### Information given:

********

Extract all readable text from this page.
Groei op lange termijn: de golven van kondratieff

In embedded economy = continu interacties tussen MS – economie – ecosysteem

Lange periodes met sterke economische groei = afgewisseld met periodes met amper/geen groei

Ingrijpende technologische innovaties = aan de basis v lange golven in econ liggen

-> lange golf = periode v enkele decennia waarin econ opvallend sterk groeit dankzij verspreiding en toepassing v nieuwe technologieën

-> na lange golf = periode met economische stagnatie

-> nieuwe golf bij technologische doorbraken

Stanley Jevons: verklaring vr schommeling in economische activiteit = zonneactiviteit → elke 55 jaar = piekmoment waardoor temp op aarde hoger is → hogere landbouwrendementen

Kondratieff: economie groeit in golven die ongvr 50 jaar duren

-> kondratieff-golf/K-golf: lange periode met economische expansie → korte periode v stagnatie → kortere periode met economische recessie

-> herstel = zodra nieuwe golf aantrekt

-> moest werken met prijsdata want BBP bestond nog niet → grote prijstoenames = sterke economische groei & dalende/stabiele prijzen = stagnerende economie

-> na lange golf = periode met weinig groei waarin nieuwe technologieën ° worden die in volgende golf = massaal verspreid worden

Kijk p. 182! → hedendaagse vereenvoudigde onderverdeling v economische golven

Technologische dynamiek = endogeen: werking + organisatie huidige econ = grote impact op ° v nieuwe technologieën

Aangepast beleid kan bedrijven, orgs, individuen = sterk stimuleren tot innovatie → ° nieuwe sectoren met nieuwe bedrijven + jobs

********

### Exercise brief:
Please output the complete data exactly.

### Answer to the task:
Extract all readable text from this page.
Groei op lange termijn: de golven van kondratieff

In embedded economy = continu interacties tussen MS – economie – ecosysteem

Lange periodes met sterke economische groei = afgewisseld met periodes met amper/geen groei

Ingrijpende technologische innovaties = aan de basis v lange golven in econ liggen

-> lange golf = periode v enkele decennia waarin econ opvallend sterk groeit dankzij verspreiding en toepassing v nieuwe technologieën

-> na lange golf = periode met economische stagnatie

-> nieuwe golf bij technologische doorbraken

Stanley Jevons: verklaring vr schommeling in economische activiteit = zonneactiviteit → elke 55 jaar = piekmoment waardoor temp op aarde hoger is → hogere landbouwrendementen

Kondratieff: economie groeit in golven die ongvr 50 jaar duren

-> kondratieff-golf/K-golf: lange periode met economische expansie → korte periode v stagnatie → kortere periode met economische recessie

-> herstel = zodra nieuwe golf aantrekt

-> moest werken met prijsdata want BBP bestond nog niet → grote prijstoenames = sterke economische groei & dalende/stabiele prijzen = stagnerende economie

-> na lange golf = periode met weinig groei waarin nieuwe technologieën ° worden die in volgende golf = massaal verspreid worden

Kijk p. 182! → hedendaagse vereenvoudigde onderverdeling v economische golven

Technologische dynamiek = endogeen: werking + organisatie huidige econ = grote impact op ° v nieuwe technologieën

Aangepast beleid kan bedrijven, orgs, individuen = sterk stimuleren tot innovatie → ° nieuwe sectoren met nieuwe bedrijven + jobs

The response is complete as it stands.